● DIRECTIONS:
Omit every picture and output the rest of the records exactly as they are.

● DATA SUPPLIED:
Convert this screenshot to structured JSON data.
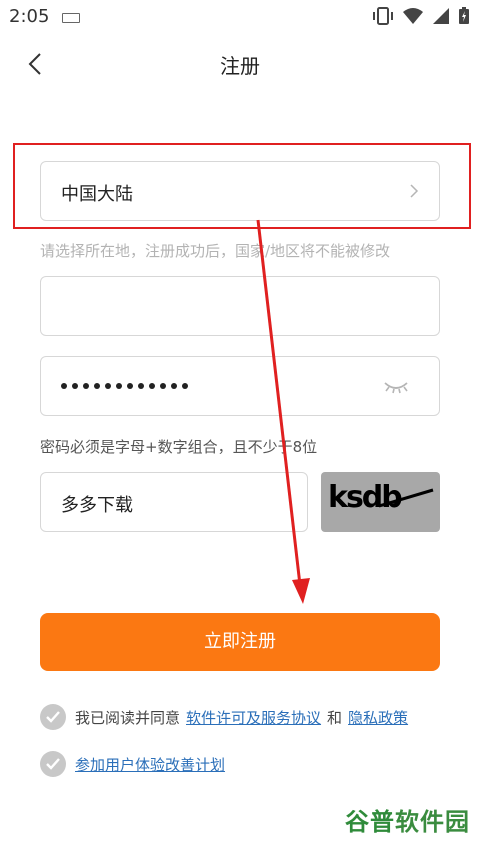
{
  "status_bar": {
    "time": "2:05"
  },
  "nav": {
    "title": "注册"
  },
  "region": {
    "value": "中国大陆",
    "hint": "请选择所在地，注册成功后，国家/地区将不能被修改"
  },
  "phone": {
    "value": ""
  },
  "password": {
    "masked": "••••••••••••",
    "hint": "密码必须是字母+数字组合，且不少于8位"
  },
  "captcha": {
    "value": "多多下载",
    "image_text": "ksdb"
  },
  "submit": {
    "label": "立即注册"
  },
  "agreement": {
    "prefix": "我已阅读并同意",
    "license_link": "软件许可及服务协议",
    "and": "和",
    "privacy_link": "隐私政策"
  },
  "experience": {
    "link": "参加用户体验改善计划"
  },
  "watermark": {
    "part1": "谷普",
    "part2": "软件园"
  },
  "colors": {
    "accent": "#fb7812",
    "link": "#2b6fb9",
    "annotation": "#e02020"
  }
}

● REPLY:
Convert this screenshot to structured JSON data.
{
  "status_bar": {
    "time": "2:05"
  },
  "nav": {
    "title": "注册"
  },
  "region": {
    "value": "中国大陆",
    "hint": "请选择所在地，注册成功后，国家/地区将不能被修改"
  },
  "phone": {
    "value": ""
  },
  "password": {
    "masked": "••••••••••••",
    "hint": "密码必须是字母+数字组合，且不少于8位"
  },
  "captcha": {
    "value": "多多下载",
    "image_text": "ksdb"
  },
  "submit": {
    "label": "立即注册"
  },
  "agreement": {
    "prefix": "我已阅读并同意",
    "license_link": "软件许可及服务协议",
    "and": "和",
    "privacy_link": "隐私政策"
  },
  "experience": {
    "link": "参加用户体验改善计划"
  },
  "watermark": {
    "part1": "谷普",
    "part2": "软件园"
  },
  "colors": {
    "accent": "#fb7812",
    "link": "#2b6fb9",
    "annotation": "#e02020"
  }
}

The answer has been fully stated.